(Dataset items)
--- START ---
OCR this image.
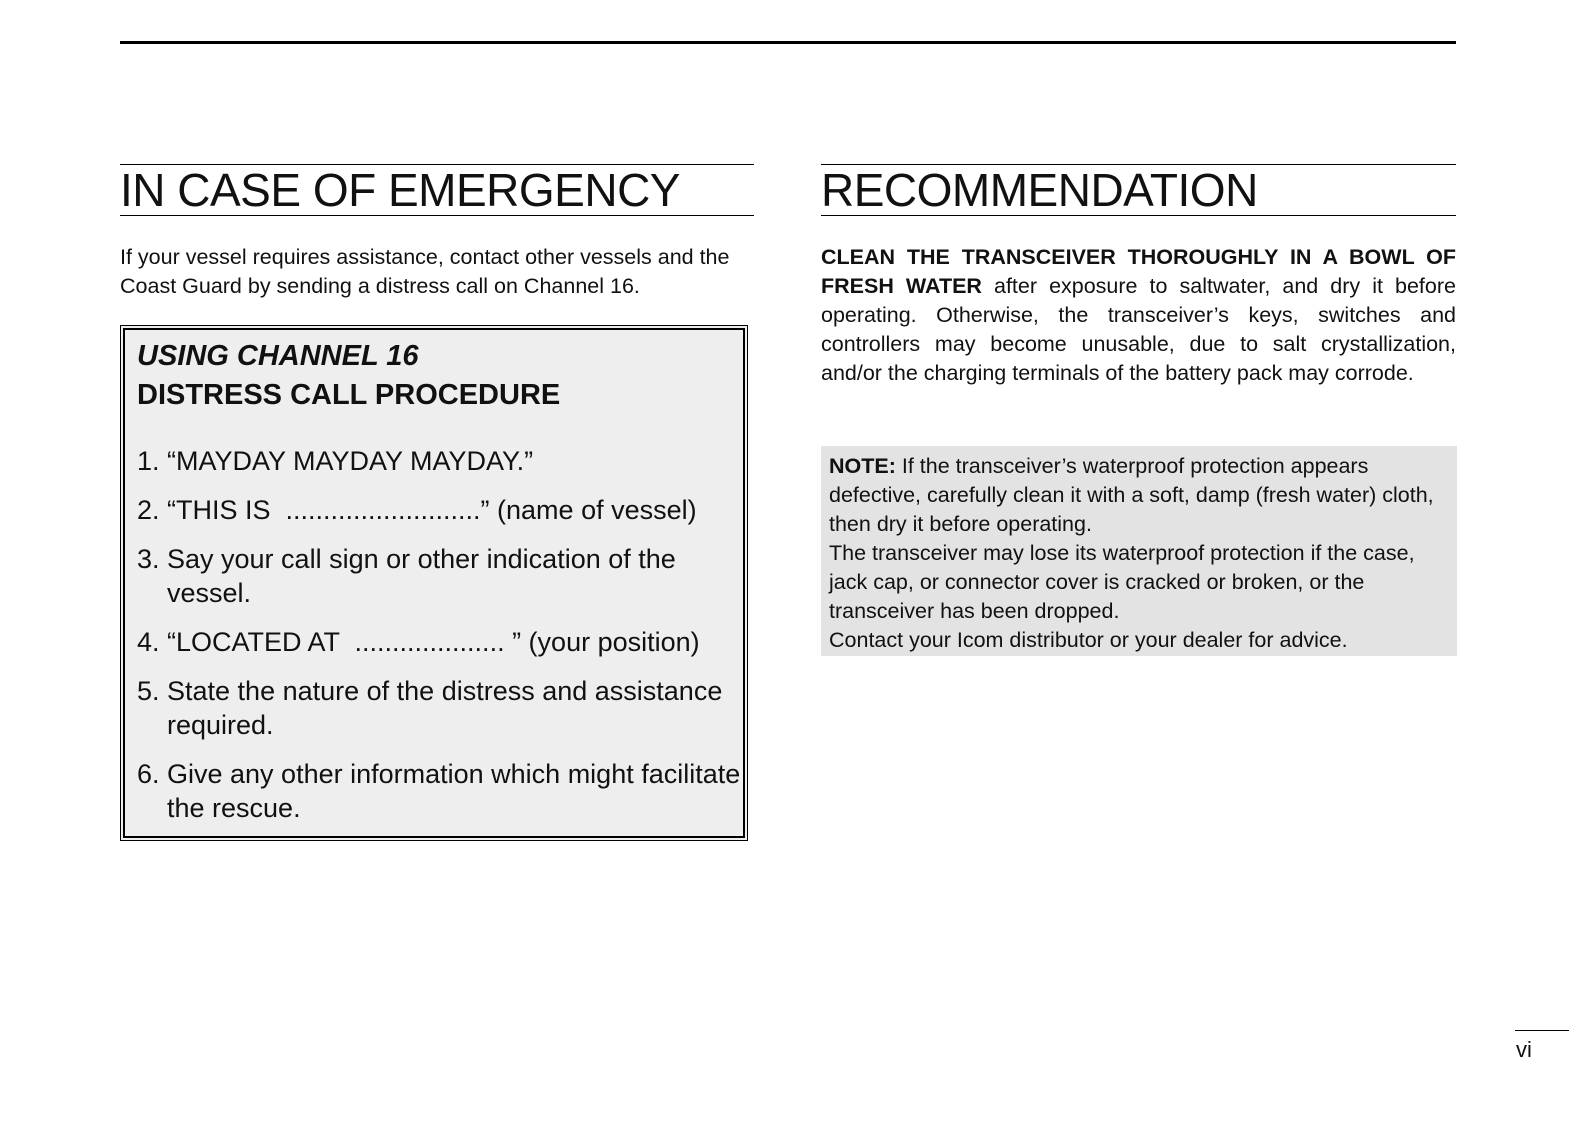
IN CASE OF EMERGENCY

If your vessel requires assistance, contact other vessels and the Coast Guard by sending a distress call on Channel 16.

USING CHANNEL 16
DISTRESS CALL PROCEDURE
1. “MAYDAY MAYDAY MAYDAY.”
2. “THIS IS  ..........................” (name of vessel)
3. Say your call sign or other indication of the vessel.
4. “LOCATED AT  .................... ” (your position)
5. State the nature of the distress and assistance required.
6. Give any other information which might facilitate the rescue.
RECOMMENDATION

CLEAN THE TRANSCEIVER THOROUGHLY IN A BOWL OF FRESH WATER after exposure to saltwater, and dry it before operating. Otherwise, the transceiver’s keys, switches and controllers may become unusable, due to salt crystallization, and/or the charging terminals of the battery pack may corrode.

NOTE: If the transceiver’s waterproof protection appears defective, carefully clean it with a soft, damp (fresh water) cloth, then dry it before operating.

The transceiver may lose its waterproof protection if the case, jack cap, or connector cover is cracked or broken, or the transceiver has been dropped.

Contact your Icom distributor or your dealer for advice.

vi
--- END ---
Restate the whole listing above exactly, please, omitting every image.

OCR this image.
IN CASE OF EMERGENCY

If your vessel requires assistance, contact other vessels and the Coast Guard by sending a distress call on Channel 16.

USING CHANNEL 16
DISTRESS CALL PROCEDURE
1. “MAYDAY MAYDAY MAYDAY.”
2. “THIS IS  ..........................” (name of vessel)
3. Say your call sign or other indication of the vessel.
4. “LOCATED AT  .................... ” (your position)
5. State the nature of the distress and assistance required.
6. Give any other information which might facilitate the rescue.
RECOMMENDATION

CLEAN THE TRANSCEIVER THOROUGHLY IN A BOWL OF FRESH WATER after exposure to saltwater, and dry it before operating. Otherwise, the transceiver’s keys, switches and controllers may become unusable, due to salt crystallization, and/or the charging terminals of the battery pack may corrode.

NOTE: If the transceiver’s waterproof protection appears defective, carefully clean it with a soft, damp (fresh water) cloth, then dry it before operating.

The transceiver may lose its waterproof protection if the case, jack cap, or connector cover is cracked or broken, or the transceiver has been dropped.

Contact your Icom distributor or your dealer for advice.

vi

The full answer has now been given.